* _EXERCISE DIRECTIONS_
Each line below must be set down exactly; omit any image you find.

* _DATASET RECORDS_
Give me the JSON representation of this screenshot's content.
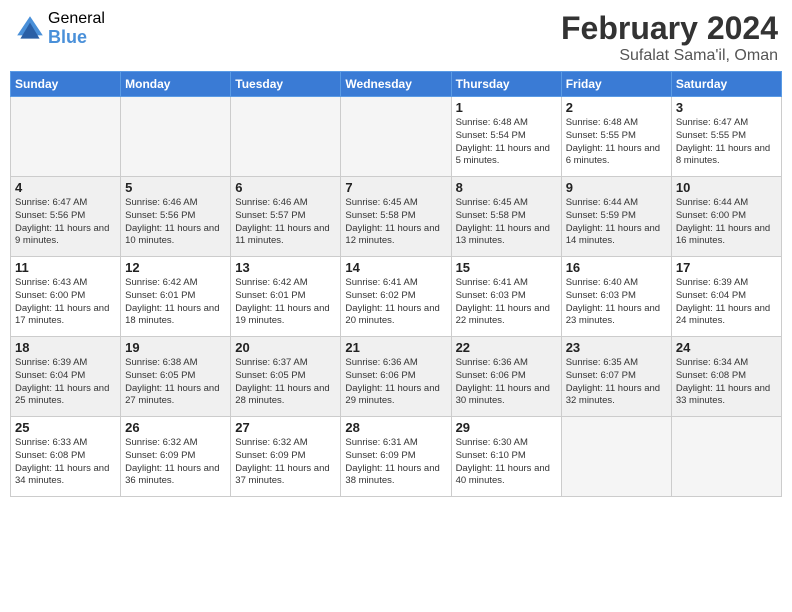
{
  "header": {
    "logo_general": "General",
    "logo_blue": "Blue",
    "month_year": "February 2024",
    "location": "Sufalat Sama'il, Oman"
  },
  "weekdays": [
    "Sunday",
    "Monday",
    "Tuesday",
    "Wednesday",
    "Thursday",
    "Friday",
    "Saturday"
  ],
  "weeks": [
    [
      {
        "day": "",
        "info": "",
        "empty": true
      },
      {
        "day": "",
        "info": "",
        "empty": true
      },
      {
        "day": "",
        "info": "",
        "empty": true
      },
      {
        "day": "",
        "info": "",
        "empty": true
      },
      {
        "day": "1",
        "info": "Sunrise: 6:48 AM\nSunset: 5:54 PM\nDaylight: 11 hours\nand 5 minutes.",
        "empty": false
      },
      {
        "day": "2",
        "info": "Sunrise: 6:48 AM\nSunset: 5:55 PM\nDaylight: 11 hours\nand 6 minutes.",
        "empty": false
      },
      {
        "day": "3",
        "info": "Sunrise: 6:47 AM\nSunset: 5:55 PM\nDaylight: 11 hours\nand 8 minutes.",
        "empty": false
      }
    ],
    [
      {
        "day": "4",
        "info": "Sunrise: 6:47 AM\nSunset: 5:56 PM\nDaylight: 11 hours\nand 9 minutes.",
        "empty": false
      },
      {
        "day": "5",
        "info": "Sunrise: 6:46 AM\nSunset: 5:56 PM\nDaylight: 11 hours\nand 10 minutes.",
        "empty": false
      },
      {
        "day": "6",
        "info": "Sunrise: 6:46 AM\nSunset: 5:57 PM\nDaylight: 11 hours\nand 11 minutes.",
        "empty": false
      },
      {
        "day": "7",
        "info": "Sunrise: 6:45 AM\nSunset: 5:58 PM\nDaylight: 11 hours\nand 12 minutes.",
        "empty": false
      },
      {
        "day": "8",
        "info": "Sunrise: 6:45 AM\nSunset: 5:58 PM\nDaylight: 11 hours\nand 13 minutes.",
        "empty": false
      },
      {
        "day": "9",
        "info": "Sunrise: 6:44 AM\nSunset: 5:59 PM\nDaylight: 11 hours\nand 14 minutes.",
        "empty": false
      },
      {
        "day": "10",
        "info": "Sunrise: 6:44 AM\nSunset: 6:00 PM\nDaylight: 11 hours\nand 16 minutes.",
        "empty": false
      }
    ],
    [
      {
        "day": "11",
        "info": "Sunrise: 6:43 AM\nSunset: 6:00 PM\nDaylight: 11 hours\nand 17 minutes.",
        "empty": false
      },
      {
        "day": "12",
        "info": "Sunrise: 6:42 AM\nSunset: 6:01 PM\nDaylight: 11 hours\nand 18 minutes.",
        "empty": false
      },
      {
        "day": "13",
        "info": "Sunrise: 6:42 AM\nSunset: 6:01 PM\nDaylight: 11 hours\nand 19 minutes.",
        "empty": false
      },
      {
        "day": "14",
        "info": "Sunrise: 6:41 AM\nSunset: 6:02 PM\nDaylight: 11 hours\nand 20 minutes.",
        "empty": false
      },
      {
        "day": "15",
        "info": "Sunrise: 6:41 AM\nSunset: 6:03 PM\nDaylight: 11 hours\nand 22 minutes.",
        "empty": false
      },
      {
        "day": "16",
        "info": "Sunrise: 6:40 AM\nSunset: 6:03 PM\nDaylight: 11 hours\nand 23 minutes.",
        "empty": false
      },
      {
        "day": "17",
        "info": "Sunrise: 6:39 AM\nSunset: 6:04 PM\nDaylight: 11 hours\nand 24 minutes.",
        "empty": false
      }
    ],
    [
      {
        "day": "18",
        "info": "Sunrise: 6:39 AM\nSunset: 6:04 PM\nDaylight: 11 hours\nand 25 minutes.",
        "empty": false
      },
      {
        "day": "19",
        "info": "Sunrise: 6:38 AM\nSunset: 6:05 PM\nDaylight: 11 hours\nand 27 minutes.",
        "empty": false
      },
      {
        "day": "20",
        "info": "Sunrise: 6:37 AM\nSunset: 6:05 PM\nDaylight: 11 hours\nand 28 minutes.",
        "empty": false
      },
      {
        "day": "21",
        "info": "Sunrise: 6:36 AM\nSunset: 6:06 PM\nDaylight: 11 hours\nand 29 minutes.",
        "empty": false
      },
      {
        "day": "22",
        "info": "Sunrise: 6:36 AM\nSunset: 6:06 PM\nDaylight: 11 hours\nand 30 minutes.",
        "empty": false
      },
      {
        "day": "23",
        "info": "Sunrise: 6:35 AM\nSunset: 6:07 PM\nDaylight: 11 hours\nand 32 minutes.",
        "empty": false
      },
      {
        "day": "24",
        "info": "Sunrise: 6:34 AM\nSunset: 6:08 PM\nDaylight: 11 hours\nand 33 minutes.",
        "empty": false
      }
    ],
    [
      {
        "day": "25",
        "info": "Sunrise: 6:33 AM\nSunset: 6:08 PM\nDaylight: 11 hours\nand 34 minutes.",
        "empty": false
      },
      {
        "day": "26",
        "info": "Sunrise: 6:32 AM\nSunset: 6:09 PM\nDaylight: 11 hours\nand 36 minutes.",
        "empty": false
      },
      {
        "day": "27",
        "info": "Sunrise: 6:32 AM\nSunset: 6:09 PM\nDaylight: 11 hours\nand 37 minutes.",
        "empty": false
      },
      {
        "day": "28",
        "info": "Sunrise: 6:31 AM\nSunset: 6:09 PM\nDaylight: 11 hours\nand 38 minutes.",
        "empty": false
      },
      {
        "day": "29",
        "info": "Sunrise: 6:30 AM\nSunset: 6:10 PM\nDaylight: 11 hours\nand 40 minutes.",
        "empty": false
      },
      {
        "day": "",
        "info": "",
        "empty": true
      },
      {
        "day": "",
        "info": "",
        "empty": true
      }
    ]
  ]
}
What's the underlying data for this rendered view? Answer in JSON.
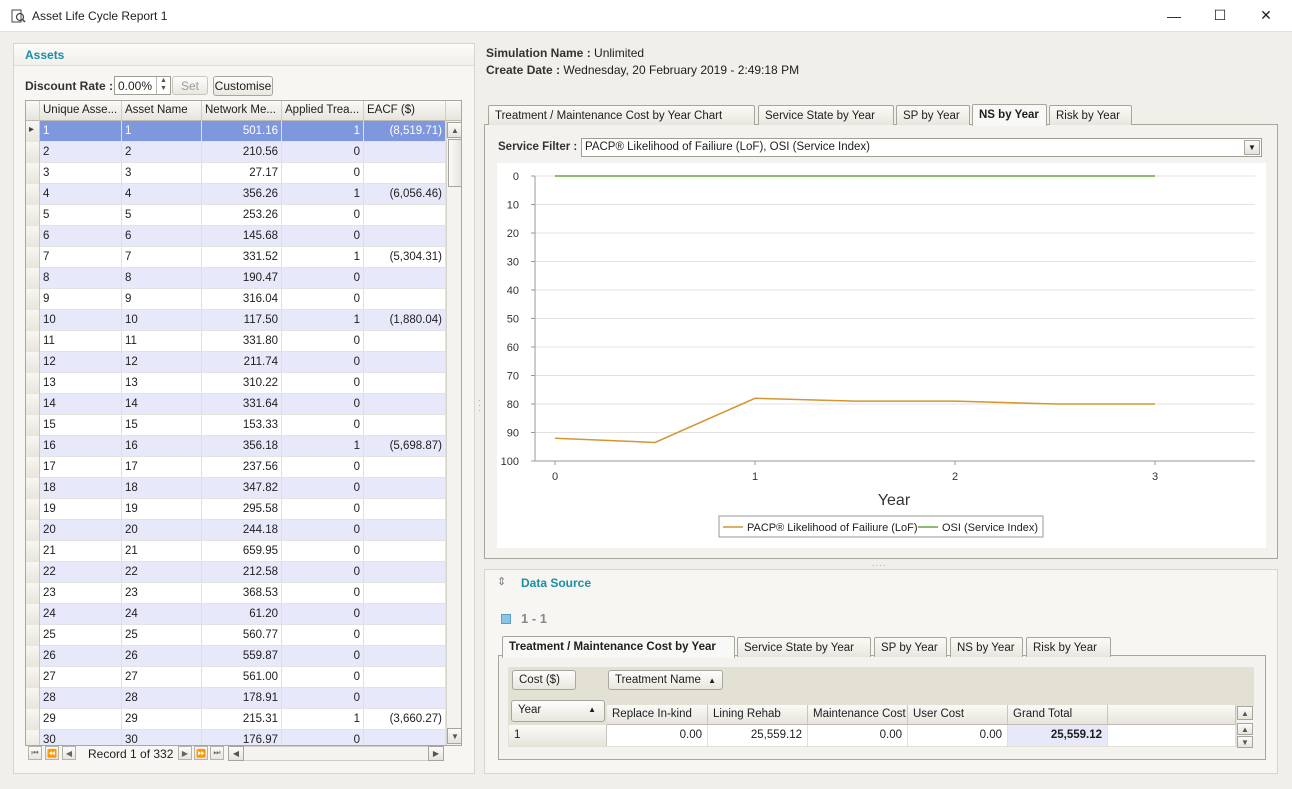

* _RESULT_
Give me the JSON representation of this screenshot's content.
{
  "header": {
    "logo_general": "General",
    "logo_blue": "Blue",
    "month_year": "February 2024",
    "location": "Sufalat Sama'il, Oman"
  },
  "weekdays": [
    "Sunday",
    "Monday",
    "Tuesday",
    "Wednesday",
    "Thursday",
    "Friday",
    "Saturday"
  ],
  "weeks": [
    [
      {
        "day": "",
        "info": "",
        "empty": true
      },
      {
        "day": "",
        "info": "",
        "empty": true
      },
      {
        "day": "",
        "info": "",
        "empty": true
      },
      {
        "day": "",
        "info": "",
        "empty": true
      },
      {
        "day": "1",
        "info": "Sunrise: 6:48 AM\nSunset: 5:54 PM\nDaylight: 11 hours\nand 5 minutes.",
        "empty": false
      },
      {
        "day": "2",
        "info": "Sunrise: 6:48 AM\nSunset: 5:55 PM\nDaylight: 11 hours\nand 6 minutes.",
        "empty": false
      },
      {
        "day": "3",
        "info": "Sunrise: 6:47 AM\nSunset: 5:55 PM\nDaylight: 11 hours\nand 8 minutes.",
        "empty": false
      }
    ],
    [
      {
        "day": "4",
        "info": "Sunrise: 6:47 AM\nSunset: 5:56 PM\nDaylight: 11 hours\nand 9 minutes.",
        "empty": false
      },
      {
        "day": "5",
        "info": "Sunrise: 6:46 AM\nSunset: 5:56 PM\nDaylight: 11 hours\nand 10 minutes.",
        "empty": false
      },
      {
        "day": "6",
        "info": "Sunrise: 6:46 AM\nSunset: 5:57 PM\nDaylight: 11 hours\nand 11 minutes.",
        "empty": false
      },
      {
        "day": "7",
        "info": "Sunrise: 6:45 AM\nSunset: 5:58 PM\nDaylight: 11 hours\nand 12 minutes.",
        "empty": false
      },
      {
        "day": "8",
        "info": "Sunrise: 6:45 AM\nSunset: 5:58 PM\nDaylight: 11 hours\nand 13 minutes.",
        "empty": false
      },
      {
        "day": "9",
        "info": "Sunrise: 6:44 AM\nSunset: 5:59 PM\nDaylight: 11 hours\nand 14 minutes.",
        "empty": false
      },
      {
        "day": "10",
        "info": "Sunrise: 6:44 AM\nSunset: 6:00 PM\nDaylight: 11 hours\nand 16 minutes.",
        "empty": false
      }
    ],
    [
      {
        "day": "11",
        "info": "Sunrise: 6:43 AM\nSunset: 6:00 PM\nDaylight: 11 hours\nand 17 minutes.",
        "empty": false
      },
      {
        "day": "12",
        "info": "Sunrise: 6:42 AM\nSunset: 6:01 PM\nDaylight: 11 hours\nand 18 minutes.",
        "empty": false
      },
      {
        "day": "13",
        "info": "Sunrise: 6:42 AM\nSunset: 6:01 PM\nDaylight: 11 hours\nand 19 minutes.",
        "empty": false
      },
      {
        "day": "14",
        "info": "Sunrise: 6:41 AM\nSunset: 6:02 PM\nDaylight: 11 hours\nand 20 minutes.",
        "empty": false
      },
      {
        "day": "15",
        "info": "Sunrise: 6:41 AM\nSunset: 6:03 PM\nDaylight: 11 hours\nand 22 minutes.",
        "empty": false
      },
      {
        "day": "16",
        "info": "Sunrise: 6:40 AM\nSunset: 6:03 PM\nDaylight: 11 hours\nand 23 minutes.",
        "empty": false
      },
      {
        "day": "17",
        "info": "Sunrise: 6:39 AM\nSunset: 6:04 PM\nDaylight: 11 hours\nand 24 minutes.",
        "empty": false
      }
    ],
    [
      {
        "day": "18",
        "info": "Sunrise: 6:39 AM\nSunset: 6:04 PM\nDaylight: 11 hours\nand 25 minutes.",
        "empty": false
      },
      {
        "day": "19",
        "info": "Sunrise: 6:38 AM\nSunset: 6:05 PM\nDaylight: 11 hours\nand 27 minutes.",
        "empty": false
      },
      {
        "day": "20",
        "info": "Sunrise: 6:37 AM\nSunset: 6:05 PM\nDaylight: 11 hours\nand 28 minutes.",
        "empty": false
      },
      {
        "day": "21",
        "info": "Sunrise: 6:36 AM\nSunset: 6:06 PM\nDaylight: 11 hours\nand 29 minutes.",
        "empty": false
      },
      {
        "day": "22",
        "info": "Sunrise: 6:36 AM\nSunset: 6:06 PM\nDaylight: 11 hours\nand 30 minutes.",
        "empty": false
      },
      {
        "day": "23",
        "info": "Sunrise: 6:35 AM\nSunset: 6:07 PM\nDaylight: 11 hours\nand 32 minutes.",
        "empty": false
      },
      {
        "day": "24",
        "info": "Sunrise: 6:34 AM\nSunset: 6:08 PM\nDaylight: 11 hours\nand 33 minutes.",
        "empty": false
      }
    ],
    [
      {
        "day": "25",
        "info": "Sunrise: 6:33 AM\nSunset: 6:08 PM\nDaylight: 11 hours\nand 34 minutes.",
        "empty": false
      },
      {
        "day": "26",
        "info": "Sunrise: 6:32 AM\nSunset: 6:09 PM\nDaylight: 11 hours\nand 36 minutes.",
        "empty": false
      },
      {
        "day": "27",
        "info": "Sunrise: 6:32 AM\nSunset: 6:09 PM\nDaylight: 11 hours\nand 37 minutes.",
        "empty": false
      },
      {
        "day": "28",
        "info": "Sunrise: 6:31 AM\nSunset: 6:09 PM\nDaylight: 11 hours\nand 38 minutes.",
        "empty": false
      },
      {
        "day": "29",
        "info": "Sunrise: 6:30 AM\nSunset: 6:10 PM\nDaylight: 11 hours\nand 40 minutes.",
        "empty": false
      },
      {
        "day": "",
        "info": "",
        "empty": true
      },
      {
        "day": "",
        "info": "",
        "empty": true
      }
    ]
  ]
}
What's the underlying data for this rendered view? Answer in JSON.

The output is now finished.